## Task description:
Drop every picture and give the entries back exactly.

- - -

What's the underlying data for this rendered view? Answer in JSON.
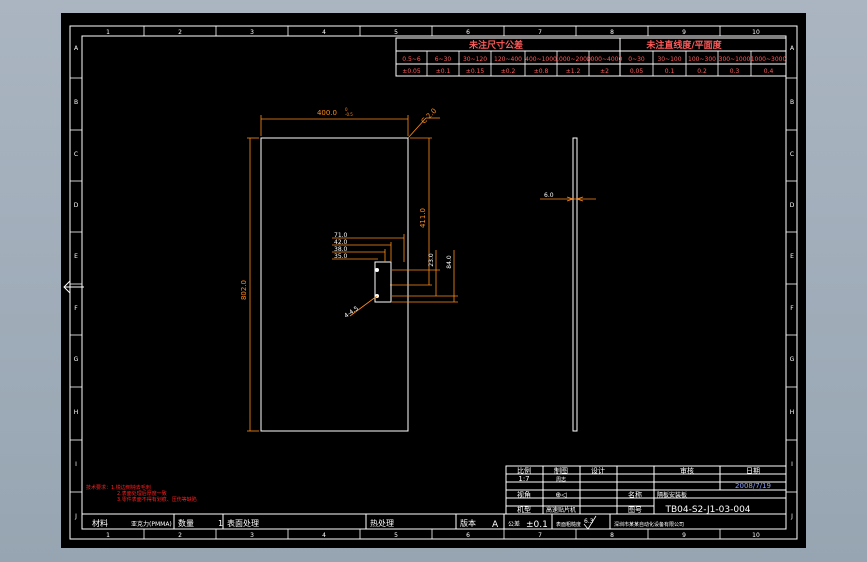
{
  "colors": {
    "background": "#000000",
    "frame": "#ffffff",
    "dimension": "#ff8c1a",
    "table_text": "#ff5a5a",
    "note": "#ff2020",
    "part_outline": "#ffffff",
    "title_text": "#ffffff",
    "title_value": "#8aa0ff"
  },
  "frame": {
    "top_numbers": [
      "1",
      "2",
      "3",
      "4",
      "5",
      "6",
      "7",
      "8",
      "9",
      "10"
    ],
    "bottom_numbers": [
      "1",
      "2",
      "3",
      "4",
      "5",
      "6",
      "7",
      "8",
      "9",
      "10"
    ],
    "side_letters": [
      "A",
      "B",
      "C",
      "D",
      "E",
      "F",
      "G",
      "H",
      "I",
      "J"
    ]
  },
  "tolerance_table": {
    "header_left": "未注尺寸公差",
    "header_right": "未注直线度/平面度",
    "left_ranges": [
      "0.5~6",
      "6~30",
      "30~120",
      "120~400",
      "400~1000",
      "1000~2000",
      "2000~4000"
    ],
    "left_values": [
      "±0.05",
      "±0.1",
      "±0.15",
      "±0.2",
      "±0.8",
      "±1.2",
      "±2"
    ],
    "right_ranges": [
      "0~30",
      "30~100",
      "100~300",
      "300~1000",
      "1000~3000"
    ],
    "right_values": [
      "0.05",
      "0.1",
      "0.2",
      "0.3",
      "0.4"
    ]
  },
  "dimensions": {
    "width": "400.0",
    "width_tol": "0\n-0.5",
    "chamfer": "C 2.0",
    "height": "802.0",
    "hole_from_top": "411.0",
    "hole_d1": "71.0",
    "hole_d2": "42.0",
    "hole_d3": "38.0",
    "hole_d4": "35.0",
    "hole_v1": "23.0",
    "hole_v2": "84.0",
    "hole_callout": "4-4.5",
    "thickness": "6.0"
  },
  "notes": {
    "line1": "技术要求：1.锐边倒钝去毛刺",
    "line2": "2.表面处理后厚度一致",
    "line3": "3.零件表面不得有划痕、压伤等缺陷"
  },
  "title_block": {
    "scale_label": "比例",
    "scale_value": "1:7",
    "drawn_label": "制图",
    "drawn_value": "周志",
    "design_label": "设计",
    "review_label": "审核",
    "date_label": "日期",
    "date_value": "2008/7/19",
    "view_label": "视角",
    "view_symbol": "⊕◁",
    "name_label": "名称",
    "name_value": "隔板安装板",
    "model_label": "机型",
    "model_value": "高速贴片机",
    "drawing_no_label": "图号",
    "drawing_no_value": "TB04-S2-J1-03-004",
    "material_label": "材料",
    "material_value": "亚克力(PMMA)",
    "qty_label": "数量",
    "qty_value": "1",
    "surface_label": "表面处理",
    "heat_label": "热处理",
    "version_label": "版本",
    "version_value": "A",
    "tolerance_label": "公差",
    "tolerance_value": "±0.1",
    "roughness_label": "表面粗糙度",
    "roughness_value": "6.3",
    "company": "深圳市某某自动化设备有限公司"
  }
}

- - -

## Answer to this exercise:
What's the underlying data for this rendered view? Answer in JSON.
{
  "colors": {
    "background": "#000000",
    "frame": "#ffffff",
    "dimension": "#ff8c1a",
    "table_text": "#ff5a5a",
    "note": "#ff2020",
    "part_outline": "#ffffff",
    "title_text": "#ffffff",
    "title_value": "#8aa0ff"
  },
  "frame": {
    "top_numbers": [
      "1",
      "2",
      "3",
      "4",
      "5",
      "6",
      "7",
      "8",
      "9",
      "10"
    ],
    "bottom_numbers": [
      "1",
      "2",
      "3",
      "4",
      "5",
      "6",
      "7",
      "8",
      "9",
      "10"
    ],
    "side_letters": [
      "A",
      "B",
      "C",
      "D",
      "E",
      "F",
      "G",
      "H",
      "I",
      "J"
    ]
  },
  "tolerance_table": {
    "header_left": "未注尺寸公差",
    "header_right": "未注直线度/平面度",
    "left_ranges": [
      "0.5~6",
      "6~30",
      "30~120",
      "120~400",
      "400~1000",
      "1000~2000",
      "2000~4000"
    ],
    "left_values": [
      "±0.05",
      "±0.1",
      "±0.15",
      "±0.2",
      "±0.8",
      "±1.2",
      "±2"
    ],
    "right_ranges": [
      "0~30",
      "30~100",
      "100~300",
      "300~1000",
      "1000~3000"
    ],
    "right_values": [
      "0.05",
      "0.1",
      "0.2",
      "0.3",
      "0.4"
    ]
  },
  "dimensions": {
    "width": "400.0",
    "width_tol": "0\n-0.5",
    "chamfer": "C 2.0",
    "height": "802.0",
    "hole_from_top": "411.0",
    "hole_d1": "71.0",
    "hole_d2": "42.0",
    "hole_d3": "38.0",
    "hole_d4": "35.0",
    "hole_v1": "23.0",
    "hole_v2": "84.0",
    "hole_callout": "4-4.5",
    "thickness": "6.0"
  },
  "notes": {
    "line1": "技术要求：1.锐边倒钝去毛刺",
    "line2": "2.表面处理后厚度一致",
    "line3": "3.零件表面不得有划痕、压伤等缺陷"
  },
  "title_block": {
    "scale_label": "比例",
    "scale_value": "1:7",
    "drawn_label": "制图",
    "drawn_value": "周志",
    "design_label": "设计",
    "review_label": "审核",
    "date_label": "日期",
    "date_value": "2008/7/19",
    "view_label": "视角",
    "view_symbol": "⊕◁",
    "name_label": "名称",
    "name_value": "隔板安装板",
    "model_label": "机型",
    "model_value": "高速贴片机",
    "drawing_no_label": "图号",
    "drawing_no_value": "TB04-S2-J1-03-004",
    "material_label": "材料",
    "material_value": "亚克力(PMMA)",
    "qty_label": "数量",
    "qty_value": "1",
    "surface_label": "表面处理",
    "heat_label": "热处理",
    "version_label": "版本",
    "version_value": "A",
    "tolerance_label": "公差",
    "tolerance_value": "±0.1",
    "roughness_label": "表面粗糙度",
    "roughness_value": "6.3",
    "company": "深圳市某某自动化设备有限公司"
  }
}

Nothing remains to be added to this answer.